Sección de texto —
....

El Hincha

Dirigentes y técnicos que se salvaron de la hoguera

Tres golazos de Messi le dieron la clasificación directa a Argentina al Mundial de Rusia 2018. Pero también salvaron de la hoguera a aquellos de saco y corbata que, en pleno desconcierto dirigencial de la AFA, antepusieron intereses individuales para quedarse con el sillón de Grondona y se empecinaron de socavar ese prestigio que a la Selección Nacional le demandó casi 50 años de construcción.

En gran medida se salvaron los Segura, los Chiqui Tapia y los Angelici, entre otros. Y en menor proporción también pudo respirar aliviado Bauza, artífice de un discretísimo ciclo que dejó a la Argentina en la quinta colocación de la tabla tras la derrota contra Bolivia en La Paz.

....

(Datos de análisis del diseño de página)
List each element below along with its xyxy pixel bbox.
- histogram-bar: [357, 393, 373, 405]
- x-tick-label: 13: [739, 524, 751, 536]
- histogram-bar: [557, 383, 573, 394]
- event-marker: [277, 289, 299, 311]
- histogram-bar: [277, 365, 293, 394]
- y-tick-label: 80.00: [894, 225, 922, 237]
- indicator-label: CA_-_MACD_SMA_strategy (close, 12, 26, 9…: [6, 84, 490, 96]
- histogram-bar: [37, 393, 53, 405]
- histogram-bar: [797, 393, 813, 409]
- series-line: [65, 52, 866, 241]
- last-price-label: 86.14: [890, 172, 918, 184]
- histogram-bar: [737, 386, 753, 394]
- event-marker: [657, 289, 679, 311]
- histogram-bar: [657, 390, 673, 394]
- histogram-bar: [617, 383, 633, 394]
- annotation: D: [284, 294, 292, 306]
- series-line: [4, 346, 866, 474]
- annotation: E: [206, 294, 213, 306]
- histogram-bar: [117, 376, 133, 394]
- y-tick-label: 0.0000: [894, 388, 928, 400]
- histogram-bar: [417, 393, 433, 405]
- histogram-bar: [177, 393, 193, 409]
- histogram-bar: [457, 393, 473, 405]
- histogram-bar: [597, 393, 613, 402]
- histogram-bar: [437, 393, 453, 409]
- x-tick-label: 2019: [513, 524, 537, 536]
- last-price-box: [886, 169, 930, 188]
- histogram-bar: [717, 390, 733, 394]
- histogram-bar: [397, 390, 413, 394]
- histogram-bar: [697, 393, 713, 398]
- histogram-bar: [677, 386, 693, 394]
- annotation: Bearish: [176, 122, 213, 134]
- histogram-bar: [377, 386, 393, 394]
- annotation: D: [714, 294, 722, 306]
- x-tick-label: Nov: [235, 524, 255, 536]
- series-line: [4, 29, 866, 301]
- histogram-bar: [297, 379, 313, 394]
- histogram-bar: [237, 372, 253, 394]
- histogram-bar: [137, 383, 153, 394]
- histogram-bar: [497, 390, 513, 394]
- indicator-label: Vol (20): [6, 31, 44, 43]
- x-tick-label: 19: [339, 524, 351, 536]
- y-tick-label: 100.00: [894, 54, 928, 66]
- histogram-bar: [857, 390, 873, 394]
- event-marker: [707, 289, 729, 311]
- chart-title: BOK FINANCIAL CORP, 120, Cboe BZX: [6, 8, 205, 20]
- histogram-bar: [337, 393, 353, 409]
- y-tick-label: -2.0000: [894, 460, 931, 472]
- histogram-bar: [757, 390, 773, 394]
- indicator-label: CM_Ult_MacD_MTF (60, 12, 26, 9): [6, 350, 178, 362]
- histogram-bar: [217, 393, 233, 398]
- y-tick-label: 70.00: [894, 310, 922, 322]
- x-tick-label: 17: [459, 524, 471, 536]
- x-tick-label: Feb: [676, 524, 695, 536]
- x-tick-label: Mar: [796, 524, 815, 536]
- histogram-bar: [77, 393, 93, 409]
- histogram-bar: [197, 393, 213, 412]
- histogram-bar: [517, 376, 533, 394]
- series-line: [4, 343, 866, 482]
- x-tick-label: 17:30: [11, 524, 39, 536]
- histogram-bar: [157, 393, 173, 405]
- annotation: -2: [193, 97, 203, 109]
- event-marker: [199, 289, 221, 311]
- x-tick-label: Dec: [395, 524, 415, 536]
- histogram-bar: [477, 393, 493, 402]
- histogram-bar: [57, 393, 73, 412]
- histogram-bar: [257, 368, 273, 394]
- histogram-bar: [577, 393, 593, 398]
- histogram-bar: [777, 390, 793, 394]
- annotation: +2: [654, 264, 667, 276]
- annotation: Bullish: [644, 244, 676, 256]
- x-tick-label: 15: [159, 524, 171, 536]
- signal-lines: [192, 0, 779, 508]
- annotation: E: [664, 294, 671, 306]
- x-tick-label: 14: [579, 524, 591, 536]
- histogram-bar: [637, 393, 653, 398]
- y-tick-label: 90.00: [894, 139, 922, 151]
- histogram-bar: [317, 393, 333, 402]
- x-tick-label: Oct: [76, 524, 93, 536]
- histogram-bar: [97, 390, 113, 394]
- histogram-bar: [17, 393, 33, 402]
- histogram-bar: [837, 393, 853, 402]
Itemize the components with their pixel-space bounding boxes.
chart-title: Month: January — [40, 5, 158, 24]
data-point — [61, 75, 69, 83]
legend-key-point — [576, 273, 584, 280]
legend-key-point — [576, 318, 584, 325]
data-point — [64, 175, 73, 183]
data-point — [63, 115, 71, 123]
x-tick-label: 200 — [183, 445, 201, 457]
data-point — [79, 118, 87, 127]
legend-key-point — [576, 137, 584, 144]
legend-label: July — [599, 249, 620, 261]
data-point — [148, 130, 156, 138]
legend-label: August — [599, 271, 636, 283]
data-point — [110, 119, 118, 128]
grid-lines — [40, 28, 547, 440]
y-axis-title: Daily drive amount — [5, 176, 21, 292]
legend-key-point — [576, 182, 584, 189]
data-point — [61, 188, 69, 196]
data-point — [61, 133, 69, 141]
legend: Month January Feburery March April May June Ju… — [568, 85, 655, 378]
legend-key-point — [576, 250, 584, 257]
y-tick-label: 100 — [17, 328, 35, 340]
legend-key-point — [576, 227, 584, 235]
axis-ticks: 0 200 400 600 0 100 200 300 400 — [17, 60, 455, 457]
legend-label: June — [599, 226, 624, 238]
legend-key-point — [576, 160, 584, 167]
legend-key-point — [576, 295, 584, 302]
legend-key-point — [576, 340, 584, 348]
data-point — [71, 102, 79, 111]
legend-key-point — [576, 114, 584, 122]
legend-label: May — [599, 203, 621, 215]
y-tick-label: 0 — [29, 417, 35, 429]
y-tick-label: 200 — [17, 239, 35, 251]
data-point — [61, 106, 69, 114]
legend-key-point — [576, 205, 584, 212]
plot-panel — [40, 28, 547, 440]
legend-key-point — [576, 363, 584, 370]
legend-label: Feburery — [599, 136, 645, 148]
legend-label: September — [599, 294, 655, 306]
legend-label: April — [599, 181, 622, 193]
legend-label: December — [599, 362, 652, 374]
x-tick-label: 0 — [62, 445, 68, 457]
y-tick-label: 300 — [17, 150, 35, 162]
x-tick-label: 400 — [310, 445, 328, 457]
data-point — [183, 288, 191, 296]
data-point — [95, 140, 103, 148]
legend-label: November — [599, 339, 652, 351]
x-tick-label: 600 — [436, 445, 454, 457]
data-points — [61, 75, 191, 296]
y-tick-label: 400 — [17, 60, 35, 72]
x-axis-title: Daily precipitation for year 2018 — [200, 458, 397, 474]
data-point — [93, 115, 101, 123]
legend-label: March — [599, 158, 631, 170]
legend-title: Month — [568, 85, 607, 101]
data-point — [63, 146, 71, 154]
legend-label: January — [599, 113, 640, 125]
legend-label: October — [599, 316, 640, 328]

....

Tareas por realizar —
• 1. Imprime el fragmento del texto sobre la clasificación de Argentina al Mundial que comienza en "Dirigentes y técnicos" y termina en "Bolivia en La Paz.".
• 2. Convierte en una lista breve el párrafo del texto sobre la clasificación de Argentina al Mundial que empieza con "En gran medida se salvaron", conservando sus datos principales.
• 3. Resume en dos oraciones el texto sobre la clasificación de Argentina al Mundial.

Respuestas —
• 1.
Dirigentes y técnicos que se salvaron de la hoguera

Tres golazos de Messi le dieron la clasificación directa a Argentina al Mundial de Rusia 2018. Pero también salvaron de la hoguera a aquellos de saco y corbata que, en pleno desconcierto dirigencial de la AFA, antepusieron intereses individuales para quedarse con el sillón de Grondona y se empecinaron de socavar ese prestigio que a la Selección Nacional le demandó casi 50 años de construcción.

En gran medida se salvaron los Segura, los Chiqui Tapia y los Angelici, entre otros. Y en menor proporción también pudo respirar aliviado Bauza, artífice de un discretísimo ciclo que dejó a la Argentina en la quinta colocación de la tabla tras la derrota contra Bolivia en La Paz.

• 2.
- Se salvaron en gran medida Segura, Chiqui Tapia y Angelici, entre otros.
- En menor proporción también respiró aliviado Bauza.
- El ciclo de Bauza fue muy discreto y dejó a Argentina en el quinto puesto de la tabla tras la derrota contra Bolivia en La Paz.

• 3. Tres goles de Messi dieron a Argentina la clasificación directa al Mundial de Rusia 2018 y salvaron de la hoguera a los dirigentes que, en pleno desconcierto de la AFA, antepusieron intereses individuales para quedarse con el sillón de Grondona. Entre ellos se salvaron Segura, Chiqui Tapia y Angelici y, en menor medida, Bauza, cuyo discretísimo ciclo dejó a Argentina quinta en la tabla tras perder con Bolivia en La Paz.